_WORK TO DO:_ Your task is to quote the material that follows, in full and exactly.
┄┄┄┄┄┄
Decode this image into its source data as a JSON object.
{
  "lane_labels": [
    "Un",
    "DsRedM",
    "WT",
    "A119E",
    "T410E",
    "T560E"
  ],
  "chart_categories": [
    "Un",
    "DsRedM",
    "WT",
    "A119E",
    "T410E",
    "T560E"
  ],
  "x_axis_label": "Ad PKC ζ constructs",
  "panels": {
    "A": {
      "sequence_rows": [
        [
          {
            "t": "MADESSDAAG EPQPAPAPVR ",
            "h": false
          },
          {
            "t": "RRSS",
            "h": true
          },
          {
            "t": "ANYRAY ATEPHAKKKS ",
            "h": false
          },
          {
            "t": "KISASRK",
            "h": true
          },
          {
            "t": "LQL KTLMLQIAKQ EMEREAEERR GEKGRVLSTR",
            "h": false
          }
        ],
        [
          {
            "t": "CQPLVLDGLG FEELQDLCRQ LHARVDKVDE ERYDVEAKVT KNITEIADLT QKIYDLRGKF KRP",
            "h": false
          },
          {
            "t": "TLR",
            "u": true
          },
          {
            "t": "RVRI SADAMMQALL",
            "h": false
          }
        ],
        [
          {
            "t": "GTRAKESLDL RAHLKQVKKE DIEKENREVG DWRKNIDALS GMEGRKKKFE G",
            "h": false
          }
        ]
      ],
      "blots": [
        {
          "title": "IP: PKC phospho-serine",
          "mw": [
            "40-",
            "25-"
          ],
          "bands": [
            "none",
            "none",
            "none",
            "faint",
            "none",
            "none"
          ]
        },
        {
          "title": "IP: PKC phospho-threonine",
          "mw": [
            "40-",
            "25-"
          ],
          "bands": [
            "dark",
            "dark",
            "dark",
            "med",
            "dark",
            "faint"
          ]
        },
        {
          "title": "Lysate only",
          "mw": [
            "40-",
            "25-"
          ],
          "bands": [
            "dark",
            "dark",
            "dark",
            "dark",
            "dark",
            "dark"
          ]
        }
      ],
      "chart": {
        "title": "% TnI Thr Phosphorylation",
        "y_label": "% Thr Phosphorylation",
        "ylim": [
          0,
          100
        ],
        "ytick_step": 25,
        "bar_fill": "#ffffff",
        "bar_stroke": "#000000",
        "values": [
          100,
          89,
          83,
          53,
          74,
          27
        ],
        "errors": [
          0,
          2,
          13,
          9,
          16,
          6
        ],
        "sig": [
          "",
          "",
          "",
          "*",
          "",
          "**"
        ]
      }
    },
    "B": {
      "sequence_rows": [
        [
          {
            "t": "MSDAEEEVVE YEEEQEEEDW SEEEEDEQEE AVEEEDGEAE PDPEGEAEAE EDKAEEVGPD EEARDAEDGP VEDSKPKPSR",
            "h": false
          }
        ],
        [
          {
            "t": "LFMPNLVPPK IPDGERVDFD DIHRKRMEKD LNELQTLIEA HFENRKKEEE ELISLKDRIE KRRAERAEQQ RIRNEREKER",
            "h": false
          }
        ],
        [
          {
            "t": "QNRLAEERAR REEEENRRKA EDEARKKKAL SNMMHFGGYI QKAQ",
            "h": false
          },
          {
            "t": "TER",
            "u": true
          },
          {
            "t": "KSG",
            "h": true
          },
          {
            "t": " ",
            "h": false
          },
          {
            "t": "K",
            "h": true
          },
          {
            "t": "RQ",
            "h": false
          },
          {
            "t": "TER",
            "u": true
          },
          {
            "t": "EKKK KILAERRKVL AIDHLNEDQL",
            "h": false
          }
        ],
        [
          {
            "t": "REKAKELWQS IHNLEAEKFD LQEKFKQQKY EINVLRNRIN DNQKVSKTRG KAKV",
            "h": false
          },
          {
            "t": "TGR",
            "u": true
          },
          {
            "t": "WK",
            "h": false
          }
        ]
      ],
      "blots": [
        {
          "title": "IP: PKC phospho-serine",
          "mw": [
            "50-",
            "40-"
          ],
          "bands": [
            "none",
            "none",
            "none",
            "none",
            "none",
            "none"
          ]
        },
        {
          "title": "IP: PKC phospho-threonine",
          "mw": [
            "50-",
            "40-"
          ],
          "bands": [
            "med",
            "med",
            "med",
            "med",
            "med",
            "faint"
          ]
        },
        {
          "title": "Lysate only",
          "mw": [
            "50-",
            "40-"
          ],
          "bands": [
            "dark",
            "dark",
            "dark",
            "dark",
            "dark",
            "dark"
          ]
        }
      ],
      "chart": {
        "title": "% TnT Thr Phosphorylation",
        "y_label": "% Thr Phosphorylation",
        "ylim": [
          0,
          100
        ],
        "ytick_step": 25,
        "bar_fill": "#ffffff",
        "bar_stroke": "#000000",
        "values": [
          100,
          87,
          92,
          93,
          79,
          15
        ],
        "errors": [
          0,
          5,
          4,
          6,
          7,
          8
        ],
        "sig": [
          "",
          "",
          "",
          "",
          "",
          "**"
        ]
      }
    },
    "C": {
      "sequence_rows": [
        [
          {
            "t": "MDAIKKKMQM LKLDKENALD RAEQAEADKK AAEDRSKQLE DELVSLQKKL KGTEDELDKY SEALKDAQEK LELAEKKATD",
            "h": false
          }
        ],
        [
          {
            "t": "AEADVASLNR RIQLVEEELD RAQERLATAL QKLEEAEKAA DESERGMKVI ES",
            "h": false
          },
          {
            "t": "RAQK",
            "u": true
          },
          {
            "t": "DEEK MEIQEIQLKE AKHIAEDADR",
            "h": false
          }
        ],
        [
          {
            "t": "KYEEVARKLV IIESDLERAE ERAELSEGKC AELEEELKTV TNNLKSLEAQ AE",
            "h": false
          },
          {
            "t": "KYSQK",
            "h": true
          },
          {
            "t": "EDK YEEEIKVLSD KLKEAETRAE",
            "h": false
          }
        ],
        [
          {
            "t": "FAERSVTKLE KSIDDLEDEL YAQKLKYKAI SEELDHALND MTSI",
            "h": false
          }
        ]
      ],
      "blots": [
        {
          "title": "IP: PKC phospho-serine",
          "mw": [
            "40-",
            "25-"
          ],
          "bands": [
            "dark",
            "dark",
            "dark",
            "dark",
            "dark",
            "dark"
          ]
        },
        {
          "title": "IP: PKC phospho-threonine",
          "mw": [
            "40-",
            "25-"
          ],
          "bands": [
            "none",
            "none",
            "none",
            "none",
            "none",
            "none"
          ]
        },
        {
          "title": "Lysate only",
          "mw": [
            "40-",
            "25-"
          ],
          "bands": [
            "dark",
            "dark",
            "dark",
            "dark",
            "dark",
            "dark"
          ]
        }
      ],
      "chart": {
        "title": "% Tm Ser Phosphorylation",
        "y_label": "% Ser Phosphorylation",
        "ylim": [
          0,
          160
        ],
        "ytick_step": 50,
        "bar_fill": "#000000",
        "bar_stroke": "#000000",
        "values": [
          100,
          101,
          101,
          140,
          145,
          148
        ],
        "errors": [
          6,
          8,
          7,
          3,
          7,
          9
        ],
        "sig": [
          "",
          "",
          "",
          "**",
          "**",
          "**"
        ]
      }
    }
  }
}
┄┄┄┄┄┄
_OUTPUT FOR THIS TASK:_
Decode this image into its source data as a JSON object.
{
  "lane_labels": [
    "Un",
    "DsRedM",
    "WT",
    "A119E",
    "T410E",
    "T560E"
  ],
  "chart_categories": [
    "Un",
    "DsRedM",
    "WT",
    "A119E",
    "T410E",
    "T560E"
  ],
  "x_axis_label": "Ad PKC ζ constructs",
  "panels": {
    "A": {
      "sequence_rows": [
        [
          {
            "t": "MADESSDAAG EPQPAPAPVR ",
            "h": false
          },
          {
            "t": "RRSS",
            "h": true
          },
          {
            "t": "ANYRAY ATEPHAKKKS ",
            "h": false
          },
          {
            "t": "KISASRK",
            "h": true
          },
          {
            "t": "LQL KTLMLQIAKQ EMEREAEERR GEKGRVLSTR",
            "h": false
          }
        ],
        [
          {
            "t": "CQPLVLDGLG FEELQDLCRQ LHARVDKVDE ERYDVEAKVT KNITEIADLT QKIYDLRGKF KRP",
            "h": false
          },
          {
            "t": "TLR",
            "u": true
          },
          {
            "t": "RVRI SADAMMQALL",
            "h": false
          }
        ],
        [
          {
            "t": "GTRAKESLDL RAHLKQVKKE DIEKENREVG DWRKNIDALS GMEGRKKKFE G",
            "h": false
          }
        ]
      ],
      "blots": [
        {
          "title": "IP: PKC phospho-serine",
          "mw": [
            "40-",
            "25-"
          ],
          "bands": [
            "none",
            "none",
            "none",
            "faint",
            "none",
            "none"
          ]
        },
        {
          "title": "IP: PKC phospho-threonine",
          "mw": [
            "40-",
            "25-"
          ],
          "bands": [
            "dark",
            "dark",
            "dark",
            "med",
            "dark",
            "faint"
          ]
        },
        {
          "title": "Lysate only",
          "mw": [
            "40-",
            "25-"
          ],
          "bands": [
            "dark",
            "dark",
            "dark",
            "dark",
            "dark",
            "dark"
          ]
        }
      ],
      "chart": {
        "title": "% TnI Thr Phosphorylation",
        "y_label": "% Thr Phosphorylation",
        "ylim": [
          0,
          100
        ],
        "ytick_step": 25,
        "bar_fill": "#ffffff",
        "bar_stroke": "#000000",
        "values": [
          100,
          89,
          83,
          53,
          74,
          27
        ],
        "errors": [
          0,
          2,
          13,
          9,
          16,
          6
        ],
        "sig": [
          "",
          "",
          "",
          "*",
          "",
          "**"
        ]
      }
    },
    "B": {
      "sequence_rows": [
        [
          {
            "t": "MSDAEEEVVE YEEEQEEEDW SEEEEDEQEE AVEEEDGEAE PDPEGEAEAE EDKAEEVGPD EEARDAEDGP VEDSKPKPSR",
            "h": false
          }
        ],
        [
          {
            "t": "LFMPNLVPPK IPDGERVDFD DIHRKRMEKD LNELQTLIEA HFENRKKEEE ELISLKDRIE KRRAERAEQQ RIRNEREKER",
            "h": false
          }
        ],
        [
          {
            "t": "QNRLAEERAR REEEENRRKA EDEARKKKAL SNMMHFGGYI QKAQ",
            "h": false
          },
          {
            "t": "TER",
            "u": true
          },
          {
            "t": "KSG",
            "h": true
          },
          {
            "t": " ",
            "h": false
          },
          {
            "t": "K",
            "h": true
          },
          {
            "t": "RQ",
            "h": false
          },
          {
            "t": "TER",
            "u": true
          },
          {
            "t": "EKKK KILAERRKVL AIDHLNEDQL",
            "h": false
          }
        ],
        [
          {
            "t": "REKAKELWQS IHNLEAEKFD LQEKFKQQKY EINVLRNRIN DNQKVSKTRG KAKV",
            "h": false
          },
          {
            "t": "TGR",
            "u": true
          },
          {
            "t": "WK",
            "h": false
          }
        ]
      ],
      "blots": [
        {
          "title": "IP: PKC phospho-serine",
          "mw": [
            "50-",
            "40-"
          ],
          "bands": [
            "none",
            "none",
            "none",
            "none",
            "none",
            "none"
          ]
        },
        {
          "title": "IP: PKC phospho-threonine",
          "mw": [
            "50-",
            "40-"
          ],
          "bands": [
            "med",
            "med",
            "med",
            "med",
            "med",
            "faint"
          ]
        },
        {
          "title": "Lysate only",
          "mw": [
            "50-",
            "40-"
          ],
          "bands": [
            "dark",
            "dark",
            "dark",
            "dark",
            "dark",
            "dark"
          ]
        }
      ],
      "chart": {
        "title": "% TnT Thr Phosphorylation",
        "y_label": "% Thr Phosphorylation",
        "ylim": [
          0,
          100
        ],
        "ytick_step": 25,
        "bar_fill": "#ffffff",
        "bar_stroke": "#000000",
        "values": [
          100,
          87,
          92,
          93,
          79,
          15
        ],
        "errors": [
          0,
          5,
          4,
          6,
          7,
          8
        ],
        "sig": [
          "",
          "",
          "",
          "",
          "",
          "**"
        ]
      }
    },
    "C": {
      "sequence_rows": [
        [
          {
            "t": "MDAIKKKMQM LKLDKENALD RAEQAEADKK AAEDRSKQLE DELVSLQKKL KGTEDELDKY SEALKDAQEK LELAEKKATD",
            "h": false
          }
        ],
        [
          {
            "t": "AEADVASLNR RIQLVEEELD RAQERLATAL QKLEEAEKAA DESERGMKVI ES",
            "h": false
          },
          {
            "t": "RAQK",
            "u": true
          },
          {
            "t": "DEEK MEIQEIQLKE AKHIAEDADR",
            "h": false
          }
        ],
        [
          {
            "t": "KYEEVARKLV IIESDLERAE ERAELSEGKC AELEEELKTV TNNLKSLEAQ AE",
            "h": false
          },
          {
            "t": "KYSQK",
            "h": true
          },
          {
            "t": "EDK YEEEIKVLSD KLKEAETRAE",
            "h": false
          }
        ],
        [
          {
            "t": "FAERSVTKLE KSIDDLEDEL YAQKLKYKAI SEELDHALND MTSI",
            "h": false
          }
        ]
      ],
      "blots": [
        {
          "title": "IP: PKC phospho-serine",
          "mw": [
            "40-",
            "25-"
          ],
          "bands": [
            "dark",
            "dark",
            "dark",
            "dark",
            "dark",
            "dark"
          ]
        },
        {
          "title": "IP: PKC phospho-threonine",
          "mw": [
            "40-",
            "25-"
          ],
          "bands": [
            "none",
            "none",
            "none",
            "none",
            "none",
            "none"
          ]
        },
        {
          "title": "Lysate only",
          "mw": [
            "40-",
            "25-"
          ],
          "bands": [
            "dark",
            "dark",
            "dark",
            "dark",
            "dark",
            "dark"
          ]
        }
      ],
      "chart": {
        "title": "% Tm Ser Phosphorylation",
        "y_label": "% Ser Phosphorylation",
        "ylim": [
          0,
          160
        ],
        "ytick_step": 50,
        "bar_fill": "#000000",
        "bar_stroke": "#000000",
        "values": [
          100,
          101,
          101,
          140,
          145,
          148
        ],
        "errors": [
          6,
          8,
          7,
          3,
          7,
          9
        ],
        "sig": [
          "",
          "",
          "",
          "**",
          "**",
          "**"
        ]
      }
    }
  }
}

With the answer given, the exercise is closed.